### Dataset excerpts
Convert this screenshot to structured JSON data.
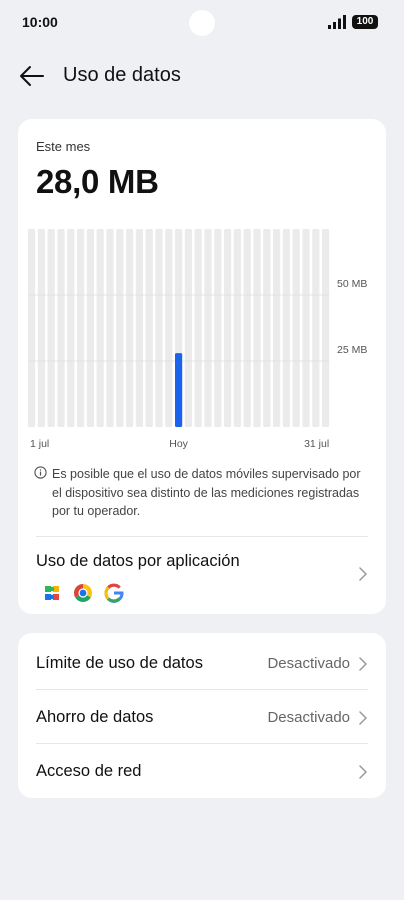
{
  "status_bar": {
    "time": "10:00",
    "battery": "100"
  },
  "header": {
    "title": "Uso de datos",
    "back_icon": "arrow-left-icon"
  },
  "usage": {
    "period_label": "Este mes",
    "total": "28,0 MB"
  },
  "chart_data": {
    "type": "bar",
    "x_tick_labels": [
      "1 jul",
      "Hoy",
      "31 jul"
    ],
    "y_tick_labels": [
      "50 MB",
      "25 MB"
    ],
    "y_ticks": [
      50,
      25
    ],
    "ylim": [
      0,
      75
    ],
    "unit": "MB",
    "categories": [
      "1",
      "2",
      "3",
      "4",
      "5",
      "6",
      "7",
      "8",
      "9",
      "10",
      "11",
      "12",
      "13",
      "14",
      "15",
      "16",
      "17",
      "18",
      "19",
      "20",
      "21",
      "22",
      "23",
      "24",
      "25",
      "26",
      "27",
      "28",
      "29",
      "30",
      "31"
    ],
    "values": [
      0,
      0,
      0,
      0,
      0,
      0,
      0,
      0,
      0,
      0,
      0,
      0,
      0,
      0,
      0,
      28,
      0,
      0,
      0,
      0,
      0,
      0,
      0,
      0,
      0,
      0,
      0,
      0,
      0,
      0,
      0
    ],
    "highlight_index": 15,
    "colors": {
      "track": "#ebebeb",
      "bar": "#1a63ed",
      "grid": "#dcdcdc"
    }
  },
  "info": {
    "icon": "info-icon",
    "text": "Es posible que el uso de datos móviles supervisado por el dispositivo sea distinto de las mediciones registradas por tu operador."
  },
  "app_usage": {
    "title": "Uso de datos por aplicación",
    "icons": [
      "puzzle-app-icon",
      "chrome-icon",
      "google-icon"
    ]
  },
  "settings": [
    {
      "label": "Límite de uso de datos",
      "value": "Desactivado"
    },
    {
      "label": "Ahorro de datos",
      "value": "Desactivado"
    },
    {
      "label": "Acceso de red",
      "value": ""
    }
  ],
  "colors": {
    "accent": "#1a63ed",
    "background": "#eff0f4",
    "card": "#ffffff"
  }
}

### Task requirements
Where a line holds "datos", copy that line.

### Answer to this exercise
    "title": "Uso de datos",
    "text": "Es posible que el uso de datos móviles supervisado por el dispositivo sea distinto de las mediciones registradas por tu operador."
    "title": "Uso de datos por aplicación",
      "label": "Límite de uso de datos",
      "label": "Ahorro de datos",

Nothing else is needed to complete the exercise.